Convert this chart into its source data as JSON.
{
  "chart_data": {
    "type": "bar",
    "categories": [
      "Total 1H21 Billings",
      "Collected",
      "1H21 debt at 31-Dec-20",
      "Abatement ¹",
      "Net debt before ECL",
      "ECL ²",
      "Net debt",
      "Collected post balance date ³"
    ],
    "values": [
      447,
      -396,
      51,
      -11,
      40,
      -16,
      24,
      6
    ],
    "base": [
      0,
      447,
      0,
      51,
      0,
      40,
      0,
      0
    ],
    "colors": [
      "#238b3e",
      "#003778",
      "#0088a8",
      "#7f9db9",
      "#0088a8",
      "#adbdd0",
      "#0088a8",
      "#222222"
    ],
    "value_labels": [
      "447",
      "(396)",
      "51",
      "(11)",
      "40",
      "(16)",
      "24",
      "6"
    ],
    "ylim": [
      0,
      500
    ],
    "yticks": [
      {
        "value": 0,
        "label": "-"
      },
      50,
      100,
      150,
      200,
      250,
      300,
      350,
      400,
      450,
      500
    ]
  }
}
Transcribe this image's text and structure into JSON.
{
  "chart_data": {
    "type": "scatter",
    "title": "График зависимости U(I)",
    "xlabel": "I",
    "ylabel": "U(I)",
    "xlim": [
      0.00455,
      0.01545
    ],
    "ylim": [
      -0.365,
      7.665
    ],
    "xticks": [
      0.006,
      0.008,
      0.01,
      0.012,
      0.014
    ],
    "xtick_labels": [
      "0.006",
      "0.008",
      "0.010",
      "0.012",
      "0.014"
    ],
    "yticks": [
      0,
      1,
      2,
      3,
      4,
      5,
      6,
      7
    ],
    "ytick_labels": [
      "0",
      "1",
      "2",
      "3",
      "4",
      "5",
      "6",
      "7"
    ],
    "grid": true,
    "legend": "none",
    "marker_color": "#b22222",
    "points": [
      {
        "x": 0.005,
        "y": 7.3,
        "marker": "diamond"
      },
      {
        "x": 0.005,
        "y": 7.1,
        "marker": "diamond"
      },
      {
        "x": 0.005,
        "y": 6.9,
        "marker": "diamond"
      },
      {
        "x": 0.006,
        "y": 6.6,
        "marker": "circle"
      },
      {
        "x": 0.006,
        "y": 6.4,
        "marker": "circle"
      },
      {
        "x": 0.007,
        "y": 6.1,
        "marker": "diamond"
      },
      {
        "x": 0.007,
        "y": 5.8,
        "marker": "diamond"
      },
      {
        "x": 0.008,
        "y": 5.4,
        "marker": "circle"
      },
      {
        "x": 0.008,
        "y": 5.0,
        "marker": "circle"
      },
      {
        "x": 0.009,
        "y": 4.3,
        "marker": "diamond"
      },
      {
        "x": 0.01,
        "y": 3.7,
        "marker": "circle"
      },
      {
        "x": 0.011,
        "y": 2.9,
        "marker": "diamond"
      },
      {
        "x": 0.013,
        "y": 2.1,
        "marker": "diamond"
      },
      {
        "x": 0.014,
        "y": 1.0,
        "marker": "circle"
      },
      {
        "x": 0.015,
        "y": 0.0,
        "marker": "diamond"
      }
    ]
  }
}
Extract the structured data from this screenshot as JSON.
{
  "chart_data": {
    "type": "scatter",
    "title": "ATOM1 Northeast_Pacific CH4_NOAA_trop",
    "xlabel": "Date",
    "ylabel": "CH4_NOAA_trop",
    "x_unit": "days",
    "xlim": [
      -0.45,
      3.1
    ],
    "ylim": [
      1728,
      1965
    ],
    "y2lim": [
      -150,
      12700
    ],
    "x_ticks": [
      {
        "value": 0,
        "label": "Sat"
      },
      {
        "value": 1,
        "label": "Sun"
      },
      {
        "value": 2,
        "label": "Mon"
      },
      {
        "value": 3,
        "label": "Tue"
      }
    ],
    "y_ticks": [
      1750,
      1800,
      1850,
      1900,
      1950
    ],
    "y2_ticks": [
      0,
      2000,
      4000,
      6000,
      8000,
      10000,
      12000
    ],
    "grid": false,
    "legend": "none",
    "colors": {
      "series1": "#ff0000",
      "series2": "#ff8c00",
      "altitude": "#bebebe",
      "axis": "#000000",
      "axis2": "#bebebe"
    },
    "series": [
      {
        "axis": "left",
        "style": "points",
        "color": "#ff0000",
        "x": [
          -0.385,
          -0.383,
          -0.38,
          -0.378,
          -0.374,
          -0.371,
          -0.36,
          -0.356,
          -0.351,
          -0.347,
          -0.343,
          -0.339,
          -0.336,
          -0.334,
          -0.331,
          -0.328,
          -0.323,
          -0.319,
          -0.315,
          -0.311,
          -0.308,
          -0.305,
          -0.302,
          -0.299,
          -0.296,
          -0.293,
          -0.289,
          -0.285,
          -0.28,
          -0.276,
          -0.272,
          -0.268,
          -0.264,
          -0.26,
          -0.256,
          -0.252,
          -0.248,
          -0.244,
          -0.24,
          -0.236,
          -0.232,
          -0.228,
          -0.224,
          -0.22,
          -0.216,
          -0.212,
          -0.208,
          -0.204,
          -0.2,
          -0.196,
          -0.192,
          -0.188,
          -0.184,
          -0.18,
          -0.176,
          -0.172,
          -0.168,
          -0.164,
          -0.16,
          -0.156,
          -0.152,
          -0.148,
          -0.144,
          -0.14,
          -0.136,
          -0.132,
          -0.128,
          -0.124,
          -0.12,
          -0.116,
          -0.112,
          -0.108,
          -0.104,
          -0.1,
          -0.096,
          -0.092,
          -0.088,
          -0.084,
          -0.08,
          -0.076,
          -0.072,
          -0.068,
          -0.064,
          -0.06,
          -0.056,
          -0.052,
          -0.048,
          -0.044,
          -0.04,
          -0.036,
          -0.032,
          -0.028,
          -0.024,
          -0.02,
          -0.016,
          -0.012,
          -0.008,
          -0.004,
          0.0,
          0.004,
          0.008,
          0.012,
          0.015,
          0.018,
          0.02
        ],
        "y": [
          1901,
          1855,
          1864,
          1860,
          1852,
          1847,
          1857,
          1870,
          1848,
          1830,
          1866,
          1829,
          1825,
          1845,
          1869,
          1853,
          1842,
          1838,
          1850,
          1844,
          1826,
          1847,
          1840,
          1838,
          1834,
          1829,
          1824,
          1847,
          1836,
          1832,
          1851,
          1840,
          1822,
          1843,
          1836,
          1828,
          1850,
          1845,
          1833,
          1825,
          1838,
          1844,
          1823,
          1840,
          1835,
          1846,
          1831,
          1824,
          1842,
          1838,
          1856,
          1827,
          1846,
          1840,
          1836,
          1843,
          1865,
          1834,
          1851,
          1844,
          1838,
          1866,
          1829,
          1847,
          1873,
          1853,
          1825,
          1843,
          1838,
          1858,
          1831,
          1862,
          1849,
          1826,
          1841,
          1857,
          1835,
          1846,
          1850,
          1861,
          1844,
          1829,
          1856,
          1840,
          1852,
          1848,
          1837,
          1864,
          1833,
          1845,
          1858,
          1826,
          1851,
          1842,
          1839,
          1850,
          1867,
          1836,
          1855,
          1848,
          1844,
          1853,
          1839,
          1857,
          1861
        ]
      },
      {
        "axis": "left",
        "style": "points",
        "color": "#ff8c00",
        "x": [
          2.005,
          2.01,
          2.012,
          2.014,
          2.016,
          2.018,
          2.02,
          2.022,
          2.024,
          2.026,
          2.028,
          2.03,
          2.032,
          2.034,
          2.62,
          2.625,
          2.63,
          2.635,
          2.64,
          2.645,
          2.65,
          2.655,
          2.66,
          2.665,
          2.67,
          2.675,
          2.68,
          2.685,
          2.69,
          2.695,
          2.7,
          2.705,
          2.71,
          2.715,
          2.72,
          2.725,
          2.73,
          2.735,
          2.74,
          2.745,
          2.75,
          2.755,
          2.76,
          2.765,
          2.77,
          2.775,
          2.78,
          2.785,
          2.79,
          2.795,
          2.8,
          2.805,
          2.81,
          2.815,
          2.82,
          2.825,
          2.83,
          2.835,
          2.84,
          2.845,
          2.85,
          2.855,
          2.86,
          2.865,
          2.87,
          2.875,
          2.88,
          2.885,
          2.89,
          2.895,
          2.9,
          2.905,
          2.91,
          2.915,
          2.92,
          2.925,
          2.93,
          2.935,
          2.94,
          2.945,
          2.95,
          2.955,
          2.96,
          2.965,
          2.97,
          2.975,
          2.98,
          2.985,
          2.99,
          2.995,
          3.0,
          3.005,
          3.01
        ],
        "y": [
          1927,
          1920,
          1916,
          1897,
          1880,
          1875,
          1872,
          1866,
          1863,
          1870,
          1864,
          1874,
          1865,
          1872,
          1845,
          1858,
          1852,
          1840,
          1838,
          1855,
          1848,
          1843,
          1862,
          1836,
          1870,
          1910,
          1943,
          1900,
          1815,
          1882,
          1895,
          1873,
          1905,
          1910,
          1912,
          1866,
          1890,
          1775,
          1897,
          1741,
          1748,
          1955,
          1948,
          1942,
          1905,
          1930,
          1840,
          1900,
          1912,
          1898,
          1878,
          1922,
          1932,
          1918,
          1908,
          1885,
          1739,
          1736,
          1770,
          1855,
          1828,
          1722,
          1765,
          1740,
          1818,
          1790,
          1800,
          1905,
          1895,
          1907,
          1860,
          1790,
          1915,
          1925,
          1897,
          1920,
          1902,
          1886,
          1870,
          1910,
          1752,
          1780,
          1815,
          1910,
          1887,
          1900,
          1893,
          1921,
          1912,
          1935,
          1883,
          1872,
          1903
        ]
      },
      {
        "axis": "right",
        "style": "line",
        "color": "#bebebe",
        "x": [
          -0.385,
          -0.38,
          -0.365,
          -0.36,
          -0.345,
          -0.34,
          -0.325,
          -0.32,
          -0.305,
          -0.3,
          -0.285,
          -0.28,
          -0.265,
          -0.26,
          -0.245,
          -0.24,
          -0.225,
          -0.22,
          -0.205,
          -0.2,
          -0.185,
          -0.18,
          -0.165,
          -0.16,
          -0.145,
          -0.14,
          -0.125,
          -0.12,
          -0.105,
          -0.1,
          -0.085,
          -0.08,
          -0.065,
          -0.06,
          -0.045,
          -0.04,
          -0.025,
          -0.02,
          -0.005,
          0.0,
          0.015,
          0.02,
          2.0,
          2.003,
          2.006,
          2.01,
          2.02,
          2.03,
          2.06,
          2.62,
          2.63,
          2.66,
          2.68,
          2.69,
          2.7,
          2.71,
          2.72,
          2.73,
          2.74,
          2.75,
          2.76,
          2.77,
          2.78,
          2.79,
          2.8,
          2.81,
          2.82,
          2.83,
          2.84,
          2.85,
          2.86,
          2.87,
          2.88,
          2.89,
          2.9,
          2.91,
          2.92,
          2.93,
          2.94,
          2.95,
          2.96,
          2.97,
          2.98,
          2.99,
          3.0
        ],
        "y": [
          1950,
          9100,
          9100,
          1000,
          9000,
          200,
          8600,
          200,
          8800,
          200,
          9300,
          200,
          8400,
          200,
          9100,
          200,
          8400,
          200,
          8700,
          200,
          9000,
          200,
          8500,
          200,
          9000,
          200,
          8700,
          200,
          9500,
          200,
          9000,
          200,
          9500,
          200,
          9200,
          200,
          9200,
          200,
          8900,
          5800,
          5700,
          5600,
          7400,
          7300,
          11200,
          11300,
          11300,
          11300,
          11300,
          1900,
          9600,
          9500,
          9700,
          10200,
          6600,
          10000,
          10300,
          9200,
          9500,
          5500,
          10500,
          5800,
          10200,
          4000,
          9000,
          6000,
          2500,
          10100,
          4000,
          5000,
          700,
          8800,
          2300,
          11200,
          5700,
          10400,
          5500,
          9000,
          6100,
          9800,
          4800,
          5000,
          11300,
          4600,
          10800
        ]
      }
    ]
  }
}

───

Required task - State the number of lines that contain the string "bebebe", with no other words.

Solution - 3